> _What you will do_: Repeat every line below exactly as it reads.

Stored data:
--- Start ---
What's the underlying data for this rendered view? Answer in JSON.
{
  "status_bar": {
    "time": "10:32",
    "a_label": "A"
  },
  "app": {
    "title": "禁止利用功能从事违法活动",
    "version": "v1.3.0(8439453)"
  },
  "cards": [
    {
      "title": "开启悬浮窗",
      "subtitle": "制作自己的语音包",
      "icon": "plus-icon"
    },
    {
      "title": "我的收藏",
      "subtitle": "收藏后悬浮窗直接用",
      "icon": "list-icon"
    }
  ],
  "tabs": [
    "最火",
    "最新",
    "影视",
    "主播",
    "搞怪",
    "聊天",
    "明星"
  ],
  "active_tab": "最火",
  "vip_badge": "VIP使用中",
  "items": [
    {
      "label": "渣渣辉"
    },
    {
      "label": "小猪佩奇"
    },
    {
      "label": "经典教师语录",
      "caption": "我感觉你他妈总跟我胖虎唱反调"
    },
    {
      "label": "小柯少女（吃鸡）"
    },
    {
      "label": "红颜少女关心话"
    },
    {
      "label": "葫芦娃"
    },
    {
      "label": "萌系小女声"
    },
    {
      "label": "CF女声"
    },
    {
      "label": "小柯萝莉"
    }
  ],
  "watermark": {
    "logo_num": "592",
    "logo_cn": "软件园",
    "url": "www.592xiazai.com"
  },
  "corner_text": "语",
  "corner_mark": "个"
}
--- End ---
> _The answer_:
What's the underlying data for this rendered view? Answer in JSON.
{
  "status_bar": {
    "time": "10:32",
    "a_label": "A"
  },
  "app": {
    "title": "禁止利用功能从事违法活动",
    "version": "v1.3.0(8439453)"
  },
  "cards": [
    {
      "title": "开启悬浮窗",
      "subtitle": "制作自己的语音包",
      "icon": "plus-icon"
    },
    {
      "title": "我的收藏",
      "subtitle": "收藏后悬浮窗直接用",
      "icon": "list-icon"
    }
  ],
  "tabs": [
    "最火",
    "最新",
    "影视",
    "主播",
    "搞怪",
    "聊天",
    "明星"
  ],
  "active_tab": "最火",
  "vip_badge": "VIP使用中",
  "items": [
    {
      "label": "渣渣辉"
    },
    {
      "label": "小猪佩奇"
    },
    {
      "label": "经典教师语录",
      "caption": "我感觉你他妈总跟我胖虎唱反调"
    },
    {
      "label": "小柯少女（吃鸡）"
    },
    {
      "label": "红颜少女关心话"
    },
    {
      "label": "葫芦娃"
    },
    {
      "label": "萌系小女声"
    },
    {
      "label": "CF女声"
    },
    {
      "label": "小柯萝莉"
    }
  ],
  "watermark": {
    "logo_num": "592",
    "logo_cn": "软件园",
    "url": "www.592xiazai.com"
  },
  "corner_text": "语",
  "corner_mark": "个"
}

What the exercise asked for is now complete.